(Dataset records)
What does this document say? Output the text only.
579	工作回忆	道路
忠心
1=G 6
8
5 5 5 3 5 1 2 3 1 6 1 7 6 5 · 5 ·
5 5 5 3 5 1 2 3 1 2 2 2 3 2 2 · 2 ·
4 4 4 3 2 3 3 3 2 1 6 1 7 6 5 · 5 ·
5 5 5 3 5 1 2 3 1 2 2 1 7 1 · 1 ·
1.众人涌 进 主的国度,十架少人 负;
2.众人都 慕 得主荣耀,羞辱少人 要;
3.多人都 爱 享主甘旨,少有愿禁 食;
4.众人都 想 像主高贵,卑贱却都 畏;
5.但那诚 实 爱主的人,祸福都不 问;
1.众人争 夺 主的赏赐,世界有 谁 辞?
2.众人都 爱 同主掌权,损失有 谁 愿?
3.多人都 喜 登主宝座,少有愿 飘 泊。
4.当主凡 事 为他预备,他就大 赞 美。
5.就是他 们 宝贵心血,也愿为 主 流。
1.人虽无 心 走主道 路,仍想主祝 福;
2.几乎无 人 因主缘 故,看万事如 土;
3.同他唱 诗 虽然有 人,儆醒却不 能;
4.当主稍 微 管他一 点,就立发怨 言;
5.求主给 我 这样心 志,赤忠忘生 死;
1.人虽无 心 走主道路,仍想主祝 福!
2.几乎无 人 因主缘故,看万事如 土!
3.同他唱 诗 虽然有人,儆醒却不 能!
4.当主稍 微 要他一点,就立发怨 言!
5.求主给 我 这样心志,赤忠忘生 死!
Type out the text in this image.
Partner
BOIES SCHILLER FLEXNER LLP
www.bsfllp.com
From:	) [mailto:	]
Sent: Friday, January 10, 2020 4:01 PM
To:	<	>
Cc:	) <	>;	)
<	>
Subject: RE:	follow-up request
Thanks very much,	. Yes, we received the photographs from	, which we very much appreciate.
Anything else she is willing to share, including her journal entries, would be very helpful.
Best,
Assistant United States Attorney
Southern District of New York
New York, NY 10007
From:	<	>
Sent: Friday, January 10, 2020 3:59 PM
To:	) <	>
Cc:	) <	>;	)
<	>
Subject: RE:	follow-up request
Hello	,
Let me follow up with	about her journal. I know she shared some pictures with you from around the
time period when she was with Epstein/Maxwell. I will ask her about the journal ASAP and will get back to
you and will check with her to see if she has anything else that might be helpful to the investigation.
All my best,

...

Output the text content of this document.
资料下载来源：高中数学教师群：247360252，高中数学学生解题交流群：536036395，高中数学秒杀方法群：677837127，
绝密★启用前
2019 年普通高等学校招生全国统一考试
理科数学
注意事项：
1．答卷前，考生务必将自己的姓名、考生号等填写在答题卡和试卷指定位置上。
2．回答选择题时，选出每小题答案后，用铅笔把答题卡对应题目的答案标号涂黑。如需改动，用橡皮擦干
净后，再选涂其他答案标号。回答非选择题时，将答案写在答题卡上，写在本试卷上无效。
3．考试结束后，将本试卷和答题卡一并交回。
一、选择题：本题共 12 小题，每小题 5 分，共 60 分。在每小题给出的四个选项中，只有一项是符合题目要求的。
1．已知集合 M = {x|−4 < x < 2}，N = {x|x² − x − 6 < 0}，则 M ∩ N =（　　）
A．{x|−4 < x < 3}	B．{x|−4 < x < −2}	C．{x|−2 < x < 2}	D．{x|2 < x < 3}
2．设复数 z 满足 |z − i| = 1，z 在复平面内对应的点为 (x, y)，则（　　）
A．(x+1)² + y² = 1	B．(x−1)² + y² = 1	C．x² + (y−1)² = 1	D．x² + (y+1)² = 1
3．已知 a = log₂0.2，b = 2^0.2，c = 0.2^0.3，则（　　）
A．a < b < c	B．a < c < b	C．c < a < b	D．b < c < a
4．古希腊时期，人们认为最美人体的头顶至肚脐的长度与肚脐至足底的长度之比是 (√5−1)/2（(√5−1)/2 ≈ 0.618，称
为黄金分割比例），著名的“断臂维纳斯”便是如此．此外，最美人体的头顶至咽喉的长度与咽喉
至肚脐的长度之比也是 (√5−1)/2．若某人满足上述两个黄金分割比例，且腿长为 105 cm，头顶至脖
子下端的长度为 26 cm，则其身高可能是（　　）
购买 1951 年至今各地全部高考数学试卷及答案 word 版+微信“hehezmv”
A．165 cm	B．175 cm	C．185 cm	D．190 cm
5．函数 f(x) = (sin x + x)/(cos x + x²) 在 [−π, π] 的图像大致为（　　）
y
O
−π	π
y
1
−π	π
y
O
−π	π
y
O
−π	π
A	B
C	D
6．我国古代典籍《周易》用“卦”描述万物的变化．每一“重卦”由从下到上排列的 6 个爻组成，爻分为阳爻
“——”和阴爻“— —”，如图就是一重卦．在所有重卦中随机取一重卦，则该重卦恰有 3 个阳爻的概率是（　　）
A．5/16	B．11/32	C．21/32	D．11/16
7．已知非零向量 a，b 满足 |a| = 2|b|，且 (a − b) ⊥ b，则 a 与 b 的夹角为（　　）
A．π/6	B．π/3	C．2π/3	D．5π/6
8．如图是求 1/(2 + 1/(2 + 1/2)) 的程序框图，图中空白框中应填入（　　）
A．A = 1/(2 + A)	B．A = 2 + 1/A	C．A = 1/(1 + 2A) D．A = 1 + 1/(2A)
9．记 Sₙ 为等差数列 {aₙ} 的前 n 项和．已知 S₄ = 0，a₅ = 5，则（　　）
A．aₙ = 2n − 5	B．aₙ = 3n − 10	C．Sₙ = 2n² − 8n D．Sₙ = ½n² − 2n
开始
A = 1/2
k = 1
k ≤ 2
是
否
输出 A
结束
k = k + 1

* * *

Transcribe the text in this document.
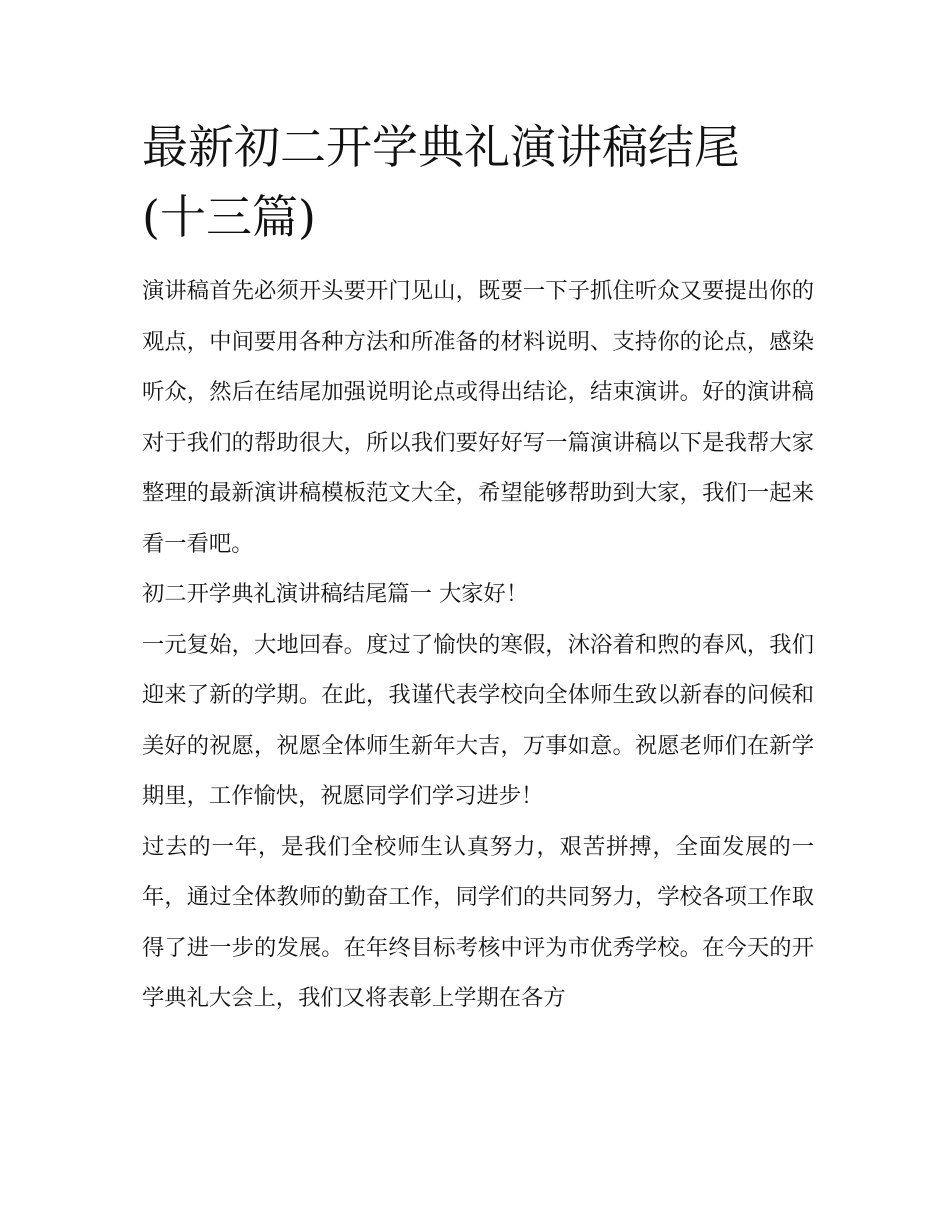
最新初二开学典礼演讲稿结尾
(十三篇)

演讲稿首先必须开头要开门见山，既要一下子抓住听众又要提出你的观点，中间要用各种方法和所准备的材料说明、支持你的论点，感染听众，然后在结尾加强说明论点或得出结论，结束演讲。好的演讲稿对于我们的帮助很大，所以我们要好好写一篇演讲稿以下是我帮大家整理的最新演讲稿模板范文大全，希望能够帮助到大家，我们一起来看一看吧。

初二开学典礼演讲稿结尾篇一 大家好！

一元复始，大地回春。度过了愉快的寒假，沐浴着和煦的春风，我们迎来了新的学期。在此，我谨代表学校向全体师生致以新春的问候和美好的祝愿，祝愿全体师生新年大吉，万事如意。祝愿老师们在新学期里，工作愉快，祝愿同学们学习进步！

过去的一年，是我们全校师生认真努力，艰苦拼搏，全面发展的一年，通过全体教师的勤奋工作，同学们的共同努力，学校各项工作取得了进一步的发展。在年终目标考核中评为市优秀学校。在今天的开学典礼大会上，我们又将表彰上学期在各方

▶ [EXERCISE TASK]:
Among the lines of the material, find those that hold the word "this" and copy them.

▶ [OUTPUT OF THE TASK]:
What does this document say? Output the text only.
Type out the text in this image.
Output the text content of this document.
Transcribe the text in this document.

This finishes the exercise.